WHAT IS BEING ASKED. Rewrite the lines of every item below as a numbered list, dropping any blank lines and leaving the pictures out.
—————
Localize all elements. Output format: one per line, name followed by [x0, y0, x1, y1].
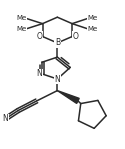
Text: N: N — [54, 74, 60, 83]
Text: Me: Me — [16, 26, 26, 32]
Text: N: N — [2, 114, 8, 123]
Text: N: N — [36, 69, 42, 78]
Text: B: B — [55, 38, 60, 47]
Polygon shape — [57, 91, 79, 103]
Text: Me: Me — [88, 15, 98, 21]
Text: Me: Me — [88, 26, 98, 32]
Text: O: O — [72, 32, 78, 41]
Text: O: O — [37, 32, 43, 41]
Text: Me: Me — [16, 15, 26, 21]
—————
TASK RESPONSE.
1. Localize all elements. Output format: one per line, name followed by [x0, y0, x1, y1].
2. Text: N: N — [54, 74, 60, 83]
3. Text: Me: Me — [16, 26, 26, 32]
4. Text: N: N — [2, 114, 8, 123]
5. Text: N: N — [36, 69, 42, 78]
6. Text: B: B — [55, 38, 60, 47]
7. Polygon shape — [57, 91, 79, 103]
8. Text: Me: Me — [88, 15, 98, 21]
9. Text: Me: Me — [88, 26, 98, 32]
10. Text: O: O — [72, 32, 78, 41]
11. Text: O: O — [37, 32, 43, 41]
12. Text: Me: Me — [16, 15, 26, 21]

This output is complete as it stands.